Dataset entries on figures
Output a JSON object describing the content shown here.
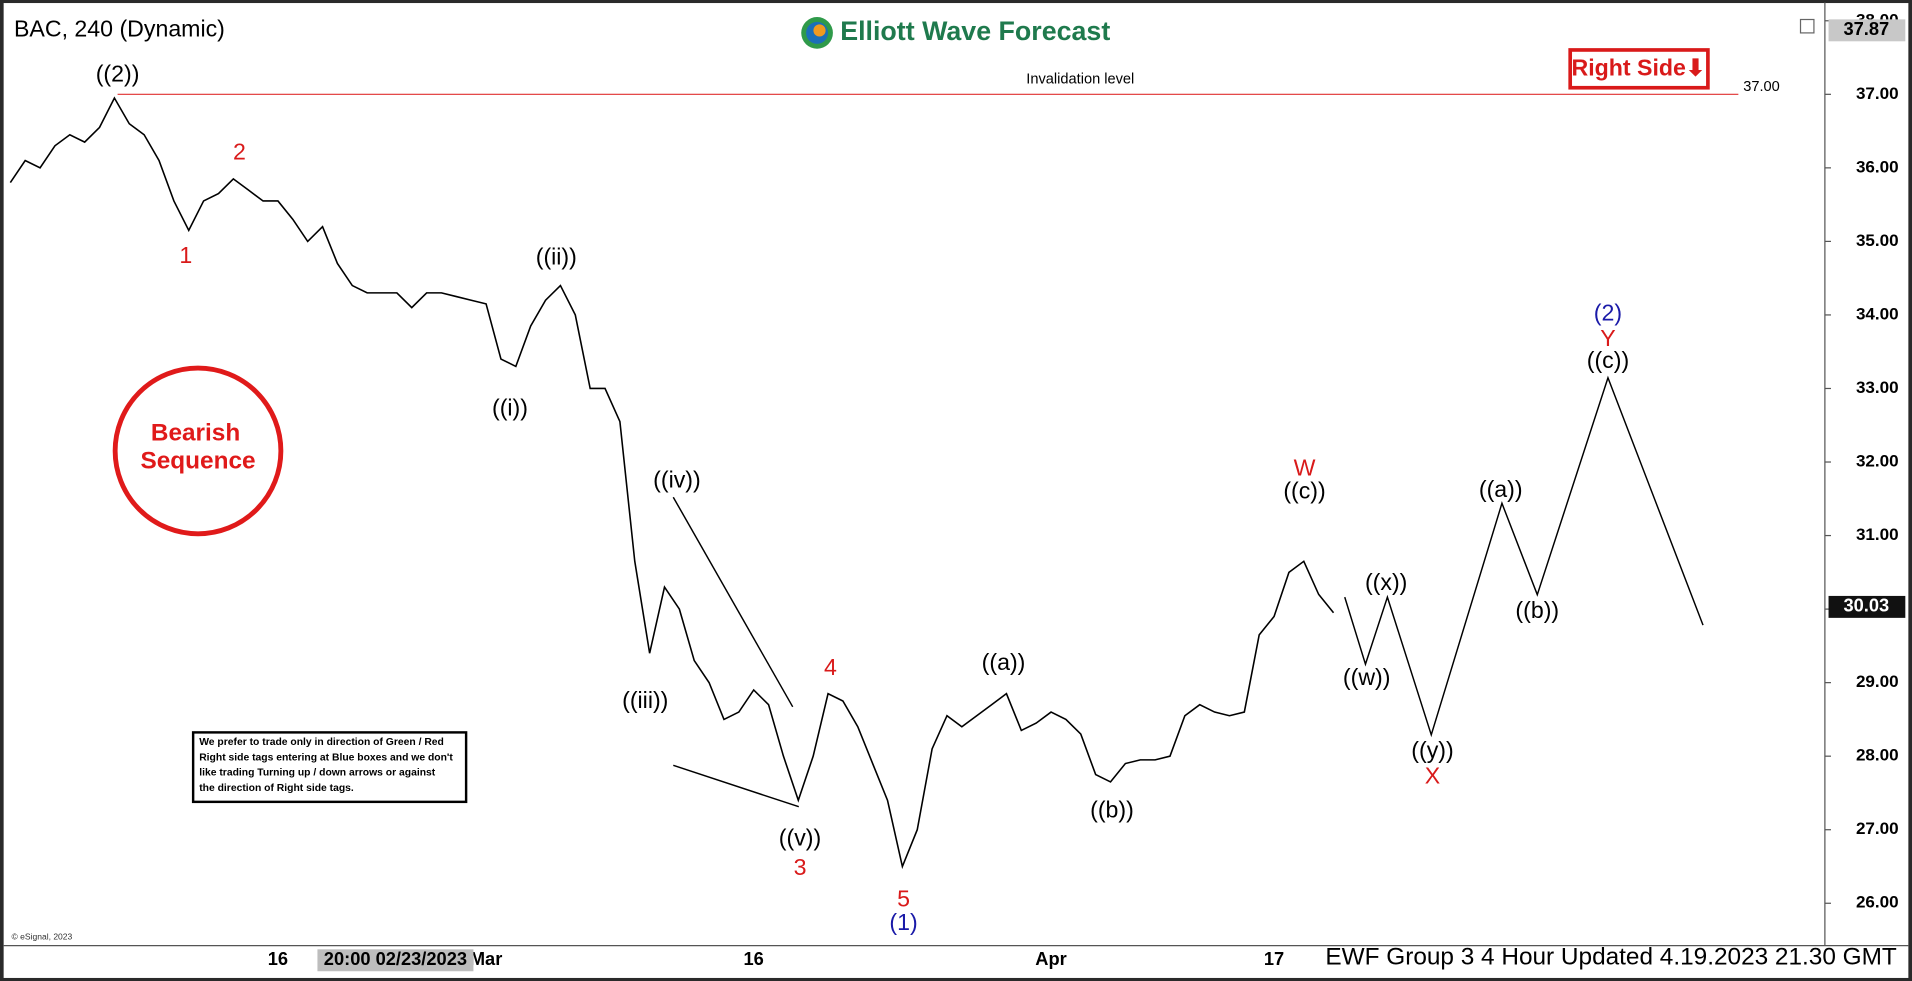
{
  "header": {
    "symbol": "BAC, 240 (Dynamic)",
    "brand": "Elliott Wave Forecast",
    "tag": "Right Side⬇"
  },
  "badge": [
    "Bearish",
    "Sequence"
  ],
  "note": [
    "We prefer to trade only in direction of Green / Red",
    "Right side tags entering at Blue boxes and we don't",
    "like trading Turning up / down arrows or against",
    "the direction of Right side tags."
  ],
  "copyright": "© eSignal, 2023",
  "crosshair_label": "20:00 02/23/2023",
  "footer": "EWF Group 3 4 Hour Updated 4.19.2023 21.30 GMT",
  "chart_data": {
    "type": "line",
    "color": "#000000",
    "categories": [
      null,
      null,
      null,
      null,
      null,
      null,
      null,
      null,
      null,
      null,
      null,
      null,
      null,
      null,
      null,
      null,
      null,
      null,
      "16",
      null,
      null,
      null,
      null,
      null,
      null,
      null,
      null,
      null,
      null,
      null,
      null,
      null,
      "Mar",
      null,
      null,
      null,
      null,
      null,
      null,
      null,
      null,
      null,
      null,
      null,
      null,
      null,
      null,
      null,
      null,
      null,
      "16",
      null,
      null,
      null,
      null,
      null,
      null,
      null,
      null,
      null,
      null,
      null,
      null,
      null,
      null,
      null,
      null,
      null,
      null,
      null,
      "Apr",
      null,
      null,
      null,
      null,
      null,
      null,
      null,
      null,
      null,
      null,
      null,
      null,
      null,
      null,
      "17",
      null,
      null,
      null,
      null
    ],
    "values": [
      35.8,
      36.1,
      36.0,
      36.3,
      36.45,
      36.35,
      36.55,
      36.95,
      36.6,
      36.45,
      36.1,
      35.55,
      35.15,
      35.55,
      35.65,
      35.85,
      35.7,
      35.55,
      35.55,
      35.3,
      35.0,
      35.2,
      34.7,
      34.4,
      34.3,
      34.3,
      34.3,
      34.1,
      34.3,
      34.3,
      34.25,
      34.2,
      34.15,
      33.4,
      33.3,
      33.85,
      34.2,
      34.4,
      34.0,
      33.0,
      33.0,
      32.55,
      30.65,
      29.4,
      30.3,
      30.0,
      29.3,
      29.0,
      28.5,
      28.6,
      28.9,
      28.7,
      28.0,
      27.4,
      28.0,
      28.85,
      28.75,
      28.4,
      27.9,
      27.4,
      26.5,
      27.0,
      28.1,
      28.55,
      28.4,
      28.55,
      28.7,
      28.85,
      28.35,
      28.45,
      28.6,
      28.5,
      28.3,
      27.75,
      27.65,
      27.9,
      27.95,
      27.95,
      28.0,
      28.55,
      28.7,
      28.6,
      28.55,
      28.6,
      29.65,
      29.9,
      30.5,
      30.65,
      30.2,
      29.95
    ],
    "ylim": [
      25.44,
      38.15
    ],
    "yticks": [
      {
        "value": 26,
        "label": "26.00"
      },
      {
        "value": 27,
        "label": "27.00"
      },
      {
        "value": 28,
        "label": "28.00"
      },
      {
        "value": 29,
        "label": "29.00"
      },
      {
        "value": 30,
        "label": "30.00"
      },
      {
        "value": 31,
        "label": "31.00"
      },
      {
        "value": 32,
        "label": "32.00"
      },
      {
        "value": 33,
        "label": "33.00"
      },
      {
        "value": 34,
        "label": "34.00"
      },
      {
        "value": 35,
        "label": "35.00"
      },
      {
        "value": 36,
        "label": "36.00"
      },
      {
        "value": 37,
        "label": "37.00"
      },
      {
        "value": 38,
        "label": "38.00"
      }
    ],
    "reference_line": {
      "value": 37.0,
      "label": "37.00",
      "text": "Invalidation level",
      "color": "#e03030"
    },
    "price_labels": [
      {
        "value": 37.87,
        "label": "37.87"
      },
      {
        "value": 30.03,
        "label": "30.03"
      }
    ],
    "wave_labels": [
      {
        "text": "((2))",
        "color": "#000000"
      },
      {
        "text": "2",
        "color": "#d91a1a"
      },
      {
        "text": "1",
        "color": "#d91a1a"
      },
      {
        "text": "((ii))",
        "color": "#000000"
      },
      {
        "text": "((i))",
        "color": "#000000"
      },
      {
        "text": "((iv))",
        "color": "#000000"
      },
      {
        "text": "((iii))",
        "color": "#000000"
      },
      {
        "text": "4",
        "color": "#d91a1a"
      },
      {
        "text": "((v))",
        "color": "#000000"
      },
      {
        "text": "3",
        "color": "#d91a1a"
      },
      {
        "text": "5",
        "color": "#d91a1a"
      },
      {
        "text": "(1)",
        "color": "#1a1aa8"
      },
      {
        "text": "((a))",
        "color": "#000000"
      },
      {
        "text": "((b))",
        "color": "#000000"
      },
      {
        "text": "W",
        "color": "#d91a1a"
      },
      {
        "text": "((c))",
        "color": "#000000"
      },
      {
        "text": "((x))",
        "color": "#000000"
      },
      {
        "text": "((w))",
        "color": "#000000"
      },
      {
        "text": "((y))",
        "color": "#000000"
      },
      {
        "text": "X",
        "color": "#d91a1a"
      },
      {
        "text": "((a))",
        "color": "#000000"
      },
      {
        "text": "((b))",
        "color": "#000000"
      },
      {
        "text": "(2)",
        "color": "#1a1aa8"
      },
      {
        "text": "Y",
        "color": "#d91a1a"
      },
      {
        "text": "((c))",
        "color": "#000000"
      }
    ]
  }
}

*Aim of the task*. Look through the records and gather every line containing "tags".

*Exercise output*.
    "Right side tags entering at Blue boxes and we don't",
    "the direction of Right side tags."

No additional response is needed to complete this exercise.